## Begin Exercise inputs

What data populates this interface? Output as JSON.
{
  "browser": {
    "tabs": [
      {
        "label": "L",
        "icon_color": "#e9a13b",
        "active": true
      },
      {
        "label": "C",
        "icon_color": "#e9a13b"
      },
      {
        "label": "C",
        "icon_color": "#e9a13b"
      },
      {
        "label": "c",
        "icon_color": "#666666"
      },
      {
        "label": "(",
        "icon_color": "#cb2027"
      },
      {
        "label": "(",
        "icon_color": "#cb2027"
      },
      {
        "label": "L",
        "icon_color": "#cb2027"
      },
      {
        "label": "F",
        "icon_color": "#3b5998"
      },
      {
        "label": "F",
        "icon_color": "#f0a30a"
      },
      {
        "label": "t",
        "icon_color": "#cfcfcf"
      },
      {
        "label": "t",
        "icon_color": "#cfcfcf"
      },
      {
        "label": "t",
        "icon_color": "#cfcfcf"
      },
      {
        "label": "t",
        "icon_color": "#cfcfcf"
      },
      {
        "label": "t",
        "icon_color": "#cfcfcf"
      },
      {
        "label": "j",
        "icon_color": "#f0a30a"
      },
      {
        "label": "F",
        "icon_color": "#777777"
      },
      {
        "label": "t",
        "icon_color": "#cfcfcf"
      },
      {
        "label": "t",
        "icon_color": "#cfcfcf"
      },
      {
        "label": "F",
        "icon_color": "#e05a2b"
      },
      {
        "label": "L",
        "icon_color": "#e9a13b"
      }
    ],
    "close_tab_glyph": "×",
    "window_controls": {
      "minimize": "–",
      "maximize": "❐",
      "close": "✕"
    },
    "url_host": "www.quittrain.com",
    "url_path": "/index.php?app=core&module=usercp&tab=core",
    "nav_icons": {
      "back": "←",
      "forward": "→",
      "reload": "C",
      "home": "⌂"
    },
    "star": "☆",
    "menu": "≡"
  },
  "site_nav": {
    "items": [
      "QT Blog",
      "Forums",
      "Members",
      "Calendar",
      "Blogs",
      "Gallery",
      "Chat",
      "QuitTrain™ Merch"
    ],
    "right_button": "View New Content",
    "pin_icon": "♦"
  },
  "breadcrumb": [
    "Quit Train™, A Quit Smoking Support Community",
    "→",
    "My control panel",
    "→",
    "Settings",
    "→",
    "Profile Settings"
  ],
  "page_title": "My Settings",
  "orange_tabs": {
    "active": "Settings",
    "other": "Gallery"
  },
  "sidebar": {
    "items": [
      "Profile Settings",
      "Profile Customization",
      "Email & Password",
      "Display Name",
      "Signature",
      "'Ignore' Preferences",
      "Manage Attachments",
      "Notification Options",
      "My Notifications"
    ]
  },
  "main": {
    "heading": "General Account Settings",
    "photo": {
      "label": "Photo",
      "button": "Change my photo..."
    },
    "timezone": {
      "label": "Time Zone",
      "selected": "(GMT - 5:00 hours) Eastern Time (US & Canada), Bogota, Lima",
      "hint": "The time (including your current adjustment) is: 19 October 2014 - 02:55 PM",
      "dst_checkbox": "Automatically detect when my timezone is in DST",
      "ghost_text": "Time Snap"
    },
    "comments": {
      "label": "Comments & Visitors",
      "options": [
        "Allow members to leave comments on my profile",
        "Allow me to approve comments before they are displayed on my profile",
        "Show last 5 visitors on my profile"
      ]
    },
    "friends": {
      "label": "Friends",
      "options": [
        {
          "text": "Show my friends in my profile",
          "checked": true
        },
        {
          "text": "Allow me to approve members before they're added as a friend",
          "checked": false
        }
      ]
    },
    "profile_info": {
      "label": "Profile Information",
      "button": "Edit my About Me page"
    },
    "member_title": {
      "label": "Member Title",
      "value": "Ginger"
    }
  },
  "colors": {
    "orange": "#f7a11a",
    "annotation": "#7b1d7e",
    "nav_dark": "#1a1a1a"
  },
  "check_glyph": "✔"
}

## End Exercise inputs

__Your goal__
Reproduce every entry shown above, precisely as it stands.

__Expected answer__
What data populates this interface? Output as JSON.
{
  "browser": {
    "tabs": [
      {
        "label": "L",
        "icon_color": "#e9a13b",
        "active": true
      },
      {
        "label": "C",
        "icon_color": "#e9a13b"
      },
      {
        "label": "C",
        "icon_color": "#e9a13b"
      },
      {
        "label": "c",
        "icon_color": "#666666"
      },
      {
        "label": "(",
        "icon_color": "#cb2027"
      },
      {
        "label": "(",
        "icon_color": "#cb2027"
      },
      {
        "label": "L",
        "icon_color": "#cb2027"
      },
      {
        "label": "F",
        "icon_color": "#3b5998"
      },
      {
        "label": "F",
        "icon_color": "#f0a30a"
      },
      {
        "label": "t",
        "icon_color": "#cfcfcf"
      },
      {
        "label": "t",
        "icon_color": "#cfcfcf"
      },
      {
        "label": "t",
        "icon_color": "#cfcfcf"
      },
      {
        "label": "t",
        "icon_color": "#cfcfcf"
      },
      {
        "label": "t",
        "icon_color": "#cfcfcf"
      },
      {
        "label": "j",
        "icon_color": "#f0a30a"
      },
      {
        "label": "F",
        "icon_color": "#777777"
      },
      {
        "label": "t",
        "icon_color": "#cfcfcf"
      },
      {
        "label": "t",
        "icon_color": "#cfcfcf"
      },
      {
        "label": "F",
        "icon_color": "#e05a2b"
      },
      {
        "label": "L",
        "icon_color": "#e9a13b"
      }
    ],
    "close_tab_glyph": "×",
    "window_controls": {
      "minimize": "–",
      "maximize": "❐",
      "close": "✕"
    },
    "url_host": "www.quittrain.com",
    "url_path": "/index.php?app=core&module=usercp&tab=core",
    "nav_icons": {
      "back": "←",
      "forward": "→",
      "reload": "C",
      "home": "⌂"
    },
    "star": "☆",
    "menu": "≡"
  },
  "site_nav": {
    "items": [
      "QT Blog",
      "Forums",
      "Members",
      "Calendar",
      "Blogs",
      "Gallery",
      "Chat",
      "QuitTrain™ Merch"
    ],
    "right_button": "View New Content",
    "pin_icon": "♦"
  },
  "breadcrumb": [
    "Quit Train™, A Quit Smoking Support Community",
    "→",
    "My control panel",
    "→",
    "Settings",
    "→",
    "Profile Settings"
  ],
  "page_title": "My Settings",
  "orange_tabs": {
    "active": "Settings",
    "other": "Gallery"
  },
  "sidebar": {
    "items": [
      "Profile Settings",
      "Profile Customization",
      "Email & Password",
      "Display Name",
      "Signature",
      "'Ignore' Preferences",
      "Manage Attachments",
      "Notification Options",
      "My Notifications"
    ]
  },
  "main": {
    "heading": "General Account Settings",
    "photo": {
      "label": "Photo",
      "button": "Change my photo..."
    },
    "timezone": {
      "label": "Time Zone",
      "selected": "(GMT - 5:00 hours) Eastern Time (US & Canada), Bogota, Lima",
      "hint": "The time (including your current adjustment) is: 19 October 2014 - 02:55 PM",
      "dst_checkbox": "Automatically detect when my timezone is in DST",
      "ghost_text": "Time Snap"
    },
    "comments": {
      "label": "Comments & Visitors",
      "options": [
        "Allow members to leave comments on my profile",
        "Allow me to approve comments before they are displayed on my profile",
        "Show last 5 visitors on my profile"
      ]
    },
    "friends": {
      "label": "Friends",
      "options": [
        {
          "text": "Show my friends in my profile",
          "checked": true
        },
        {
          "text": "Allow me to approve members before they're added as a friend",
          "checked": false
        }
      ]
    },
    "profile_info": {
      "label": "Profile Information",
      "button": "Edit my About Me page"
    },
    "member_title": {
      "label": "Member Title",
      "value": "Ginger"
    }
  },
  "colors": {
    "orange": "#f7a11a",
    "annotation": "#7b1d7e",
    "nav_dark": "#1a1a1a"
  },
  "check_glyph": "✔"
}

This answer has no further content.